══ Exercise data ══
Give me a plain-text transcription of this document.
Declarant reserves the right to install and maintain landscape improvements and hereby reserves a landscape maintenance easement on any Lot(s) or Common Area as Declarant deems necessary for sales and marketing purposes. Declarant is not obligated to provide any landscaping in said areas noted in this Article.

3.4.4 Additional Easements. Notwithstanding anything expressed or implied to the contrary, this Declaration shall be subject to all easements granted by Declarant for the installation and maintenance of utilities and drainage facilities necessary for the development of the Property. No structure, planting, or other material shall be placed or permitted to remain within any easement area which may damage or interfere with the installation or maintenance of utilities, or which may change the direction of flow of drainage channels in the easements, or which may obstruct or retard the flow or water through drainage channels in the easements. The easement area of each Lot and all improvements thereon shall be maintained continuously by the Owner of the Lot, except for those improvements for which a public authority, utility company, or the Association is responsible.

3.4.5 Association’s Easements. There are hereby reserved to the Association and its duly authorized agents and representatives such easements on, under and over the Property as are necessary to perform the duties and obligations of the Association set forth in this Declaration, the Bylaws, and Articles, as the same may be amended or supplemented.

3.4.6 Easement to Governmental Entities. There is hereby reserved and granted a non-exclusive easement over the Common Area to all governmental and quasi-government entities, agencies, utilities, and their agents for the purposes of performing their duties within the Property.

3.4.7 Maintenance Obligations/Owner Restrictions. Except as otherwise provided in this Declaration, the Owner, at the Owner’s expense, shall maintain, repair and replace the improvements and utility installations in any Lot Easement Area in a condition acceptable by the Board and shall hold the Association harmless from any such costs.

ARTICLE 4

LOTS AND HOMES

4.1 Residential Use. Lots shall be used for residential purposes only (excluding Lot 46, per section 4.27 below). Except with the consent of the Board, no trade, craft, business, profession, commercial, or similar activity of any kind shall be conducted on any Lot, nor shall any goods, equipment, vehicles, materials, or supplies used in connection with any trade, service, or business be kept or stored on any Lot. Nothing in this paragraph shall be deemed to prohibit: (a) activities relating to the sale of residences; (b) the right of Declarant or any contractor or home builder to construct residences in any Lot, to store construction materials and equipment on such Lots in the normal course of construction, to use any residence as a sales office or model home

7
═══
→ What you are asked to do: Collect each line above holding the string "Easements".

→ Complete response:
3.4.4 Additional Easements. Notwithstanding anything expressed or implied to the contrary, this Declaration shall be subject to all easements granted by Declarant for the installation and maintenance of utilities and drainage facilities necessary for the development of the Property. No structure, planting, or other material shall be placed or permitted to remain within any easement area which may damage or interfere with the installation or maintenance of utilities, or which may change the direction of flow of drainage channels in the easements, or which may obstruct or retard the flow or water through drainage channels in the easements. The easement area of each Lot and all improvements thereon shall be maintained continuously by the Owner of the Lot, except for those improvements for which a public authority, utility company, or the Association is responsible.
3.4.5 Association’s Easements. There are hereby reserved to the Association and its duly authorized agents and representatives such easements on, under and over the Property as are necessary to perform the duties and obligations of the Association set forth in this Declaration, the Bylaws, and Articles, as the same may be amended or supplemented.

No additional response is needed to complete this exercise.